Collected data
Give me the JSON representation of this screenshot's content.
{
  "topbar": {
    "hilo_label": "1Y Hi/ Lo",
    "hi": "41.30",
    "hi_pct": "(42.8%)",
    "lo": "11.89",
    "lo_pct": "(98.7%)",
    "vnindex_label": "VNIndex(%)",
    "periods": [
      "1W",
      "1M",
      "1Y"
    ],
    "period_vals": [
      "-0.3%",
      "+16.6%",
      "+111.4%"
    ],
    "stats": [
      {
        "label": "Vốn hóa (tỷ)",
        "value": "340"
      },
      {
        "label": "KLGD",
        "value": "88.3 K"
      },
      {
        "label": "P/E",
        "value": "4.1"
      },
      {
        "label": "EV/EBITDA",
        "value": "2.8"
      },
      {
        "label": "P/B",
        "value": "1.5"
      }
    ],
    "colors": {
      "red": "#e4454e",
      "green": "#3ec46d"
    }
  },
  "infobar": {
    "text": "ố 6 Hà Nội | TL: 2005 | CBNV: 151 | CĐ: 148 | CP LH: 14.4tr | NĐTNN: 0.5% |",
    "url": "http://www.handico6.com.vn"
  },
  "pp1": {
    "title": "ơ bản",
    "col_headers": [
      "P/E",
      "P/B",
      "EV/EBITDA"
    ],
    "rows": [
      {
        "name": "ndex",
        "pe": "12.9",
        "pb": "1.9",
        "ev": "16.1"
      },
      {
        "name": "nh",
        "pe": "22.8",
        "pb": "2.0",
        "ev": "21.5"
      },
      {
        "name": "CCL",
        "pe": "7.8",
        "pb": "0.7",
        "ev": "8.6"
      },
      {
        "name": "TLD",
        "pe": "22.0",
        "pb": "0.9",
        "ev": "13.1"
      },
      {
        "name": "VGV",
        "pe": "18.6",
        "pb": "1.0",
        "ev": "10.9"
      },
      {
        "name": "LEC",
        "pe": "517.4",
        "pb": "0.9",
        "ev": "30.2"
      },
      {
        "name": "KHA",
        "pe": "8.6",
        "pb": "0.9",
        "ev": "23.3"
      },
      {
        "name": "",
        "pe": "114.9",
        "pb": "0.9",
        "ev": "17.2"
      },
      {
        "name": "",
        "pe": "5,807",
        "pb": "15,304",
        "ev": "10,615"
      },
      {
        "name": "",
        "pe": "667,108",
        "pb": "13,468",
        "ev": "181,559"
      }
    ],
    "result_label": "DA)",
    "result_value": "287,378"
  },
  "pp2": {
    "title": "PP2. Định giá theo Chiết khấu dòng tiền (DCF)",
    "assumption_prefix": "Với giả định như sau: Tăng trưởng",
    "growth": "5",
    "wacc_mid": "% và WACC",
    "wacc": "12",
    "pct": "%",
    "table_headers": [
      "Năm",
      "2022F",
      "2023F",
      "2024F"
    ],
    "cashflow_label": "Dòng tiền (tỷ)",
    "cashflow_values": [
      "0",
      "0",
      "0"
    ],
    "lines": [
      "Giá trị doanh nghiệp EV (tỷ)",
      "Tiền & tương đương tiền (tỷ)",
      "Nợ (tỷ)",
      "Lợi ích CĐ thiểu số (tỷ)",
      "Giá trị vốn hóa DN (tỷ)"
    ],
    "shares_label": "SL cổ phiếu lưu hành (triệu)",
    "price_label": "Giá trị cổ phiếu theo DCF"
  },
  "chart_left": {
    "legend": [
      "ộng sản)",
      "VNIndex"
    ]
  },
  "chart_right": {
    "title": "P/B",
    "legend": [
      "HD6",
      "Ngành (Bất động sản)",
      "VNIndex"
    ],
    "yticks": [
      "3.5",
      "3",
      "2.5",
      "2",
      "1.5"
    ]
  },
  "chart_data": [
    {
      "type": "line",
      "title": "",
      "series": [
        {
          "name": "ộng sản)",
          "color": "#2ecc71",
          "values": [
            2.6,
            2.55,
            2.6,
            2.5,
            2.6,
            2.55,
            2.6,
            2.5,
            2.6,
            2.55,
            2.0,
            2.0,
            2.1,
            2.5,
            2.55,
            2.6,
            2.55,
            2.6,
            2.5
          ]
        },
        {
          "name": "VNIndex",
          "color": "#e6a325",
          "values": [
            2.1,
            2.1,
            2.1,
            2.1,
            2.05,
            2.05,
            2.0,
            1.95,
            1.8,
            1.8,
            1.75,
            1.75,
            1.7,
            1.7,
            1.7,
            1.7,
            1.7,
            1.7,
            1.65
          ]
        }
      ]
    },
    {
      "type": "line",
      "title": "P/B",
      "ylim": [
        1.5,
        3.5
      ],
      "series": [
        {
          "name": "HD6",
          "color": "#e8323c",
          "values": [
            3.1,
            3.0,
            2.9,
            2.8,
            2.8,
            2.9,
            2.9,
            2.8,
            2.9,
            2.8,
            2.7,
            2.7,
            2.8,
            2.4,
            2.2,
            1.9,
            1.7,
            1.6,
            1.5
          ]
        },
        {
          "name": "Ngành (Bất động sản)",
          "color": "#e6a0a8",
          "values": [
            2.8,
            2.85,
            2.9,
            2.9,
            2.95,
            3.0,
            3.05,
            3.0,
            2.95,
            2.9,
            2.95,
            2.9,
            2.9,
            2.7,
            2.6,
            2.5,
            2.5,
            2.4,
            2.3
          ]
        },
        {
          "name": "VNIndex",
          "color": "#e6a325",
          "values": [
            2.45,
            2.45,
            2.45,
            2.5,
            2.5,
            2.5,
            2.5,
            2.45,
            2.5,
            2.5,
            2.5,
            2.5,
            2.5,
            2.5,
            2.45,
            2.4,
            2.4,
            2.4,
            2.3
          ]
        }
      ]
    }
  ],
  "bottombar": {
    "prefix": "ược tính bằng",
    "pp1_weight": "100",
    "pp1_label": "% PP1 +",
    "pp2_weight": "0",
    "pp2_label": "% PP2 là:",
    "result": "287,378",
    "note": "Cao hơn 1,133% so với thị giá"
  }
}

Task to complete:
Copy the records above exactly.

Solution:
Give me the JSON representation of this screenshot's content.
{
  "topbar": {
    "hilo_label": "1Y Hi/ Lo",
    "hi": "41.30",
    "hi_pct": "(42.8%)",
    "lo": "11.89",
    "lo_pct": "(98.7%)",
    "vnindex_label": "VNIndex(%)",
    "periods": [
      "1W",
      "1M",
      "1Y"
    ],
    "period_vals": [
      "-0.3%",
      "+16.6%",
      "+111.4%"
    ],
    "stats": [
      {
        "label": "Vốn hóa (tỷ)",
        "value": "340"
      },
      {
        "label": "KLGD",
        "value": "88.3 K"
      },
      {
        "label": "P/E",
        "value": "4.1"
      },
      {
        "label": "EV/EBITDA",
        "value": "2.8"
      },
      {
        "label": "P/B",
        "value": "1.5"
      }
    ],
    "colors": {
      "red": "#e4454e",
      "green": "#3ec46d"
    }
  },
  "infobar": {
    "text": "ố 6 Hà Nội | TL: 2005 | CBNV: 151 | CĐ: 148 | CP LH: 14.4tr | NĐTNN: 0.5% |",
    "url": "http://www.handico6.com.vn"
  },
  "pp1": {
    "title": "ơ bản",
    "col_headers": [
      "P/E",
      "P/B",
      "EV/EBITDA"
    ],
    "rows": [
      {
        "name": "ndex",
        "pe": "12.9",
        "pb": "1.9",
        "ev": "16.1"
      },
      {
        "name": "nh",
        "pe": "22.8",
        "pb": "2.0",
        "ev": "21.5"
      },
      {
        "name": "CCL",
        "pe": "7.8",
        "pb": "0.7",
        "ev": "8.6"
      },
      {
        "name": "TLD",
        "pe": "22.0",
        "pb": "0.9",
        "ev": "13.1"
      },
      {
        "name": "VGV",
        "pe": "18.6",
        "pb": "1.0",
        "ev": "10.9"
      },
      {
        "name": "LEC",
        "pe": "517.4",
        "pb": "0.9",
        "ev": "30.2"
      },
      {
        "name": "KHA",
        "pe": "8.6",
        "pb": "0.9",
        "ev": "23.3"
      },
      {
        "name": "",
        "pe": "114.9",
        "pb": "0.9",
        "ev": "17.2"
      },
      {
        "name": "",
        "pe": "5,807",
        "pb": "15,304",
        "ev": "10,615"
      },
      {
        "name": "",
        "pe": "667,108",
        "pb": "13,468",
        "ev": "181,559"
      }
    ],
    "result_label": "DA)",
    "result_value": "287,378"
  },
  "pp2": {
    "title": "PP2. Định giá theo Chiết khấu dòng tiền (DCF)",
    "assumption_prefix": "Với giả định như sau: Tăng trưởng",
    "growth": "5",
    "wacc_mid": "% và WACC",
    "wacc": "12",
    "pct": "%",
    "table_headers": [
      "Năm",
      "2022F",
      "2023F",
      "2024F"
    ],
    "cashflow_label": "Dòng tiền (tỷ)",
    "cashflow_values": [
      "0",
      "0",
      "0"
    ],
    "lines": [
      "Giá trị doanh nghiệp EV (tỷ)",
      "Tiền & tương đương tiền (tỷ)",
      "Nợ (tỷ)",
      "Lợi ích CĐ thiểu số (tỷ)",
      "Giá trị vốn hóa DN (tỷ)"
    ],
    "shares_label": "SL cổ phiếu lưu hành (triệu)",
    "price_label": "Giá trị cổ phiếu theo DCF"
  },
  "chart_left": {
    "legend": [
      "ộng sản)",
      "VNIndex"
    ]
  },
  "chart_right": {
    "title": "P/B",
    "legend": [
      "HD6",
      "Ngành (Bất động sản)",
      "VNIndex"
    ],
    "yticks": [
      "3.5",
      "3",
      "2.5",
      "2",
      "1.5"
    ]
  },
  "chart_data": [
    {
      "type": "line",
      "title": "",
      "series": [
        {
          "name": "ộng sản)",
          "color": "#2ecc71",
          "values": [
            2.6,
            2.55,
            2.6,
            2.5,
            2.6,
            2.55,
            2.6,
            2.5,
            2.6,
            2.55,
            2.0,
            2.0,
            2.1,
            2.5,
            2.55,
            2.6,
            2.55,
            2.6,
            2.5
          ]
        },
        {
          "name": "VNIndex",
          "color": "#e6a325",
          "values": [
            2.1,
            2.1,
            2.1,
            2.1,
            2.05,
            2.05,
            2.0,
            1.95,
            1.8,
            1.8,
            1.75,
            1.75,
            1.7,
            1.7,
            1.7,
            1.7,
            1.7,
            1.7,
            1.65
          ]
        }
      ]
    },
    {
      "type": "line",
      "title": "P/B",
      "ylim": [
        1.5,
        3.5
      ],
      "series": [
        {
          "name": "HD6",
          "color": "#e8323c",
          "values": [
            3.1,
            3.0,
            2.9,
            2.8,
            2.8,
            2.9,
            2.9,
            2.8,
            2.9,
            2.8,
            2.7,
            2.7,
            2.8,
            2.4,
            2.2,
            1.9,
            1.7,
            1.6,
            1.5
          ]
        },
        {
          "name": "Ngành (Bất động sản)",
          "color": "#e6a0a8",
          "values": [
            2.8,
            2.85,
            2.9,
            2.9,
            2.95,
            3.0,
            3.05,
            3.0,
            2.95,
            2.9,
            2.95,
            2.9,
            2.9,
            2.7,
            2.6,
            2.5,
            2.5,
            2.4,
            2.3
          ]
        },
        {
          "name": "VNIndex",
          "color": "#e6a325",
          "values": [
            2.45,
            2.45,
            2.45,
            2.5,
            2.5,
            2.5,
            2.5,
            2.45,
            2.5,
            2.5,
            2.5,
            2.5,
            2.5,
            2.5,
            2.45,
            2.4,
            2.4,
            2.4,
            2.3
          ]
        }
      ]
    }
  ],
  "bottombar": {
    "prefix": "ược tính bằng",
    "pp1_weight": "100",
    "pp1_label": "% PP1 +",
    "pp2_weight": "0",
    "pp2_label": "% PP2 là:",
    "result": "287,378",
    "note": "Cao hơn 1,133% so với thị giá"
  }
}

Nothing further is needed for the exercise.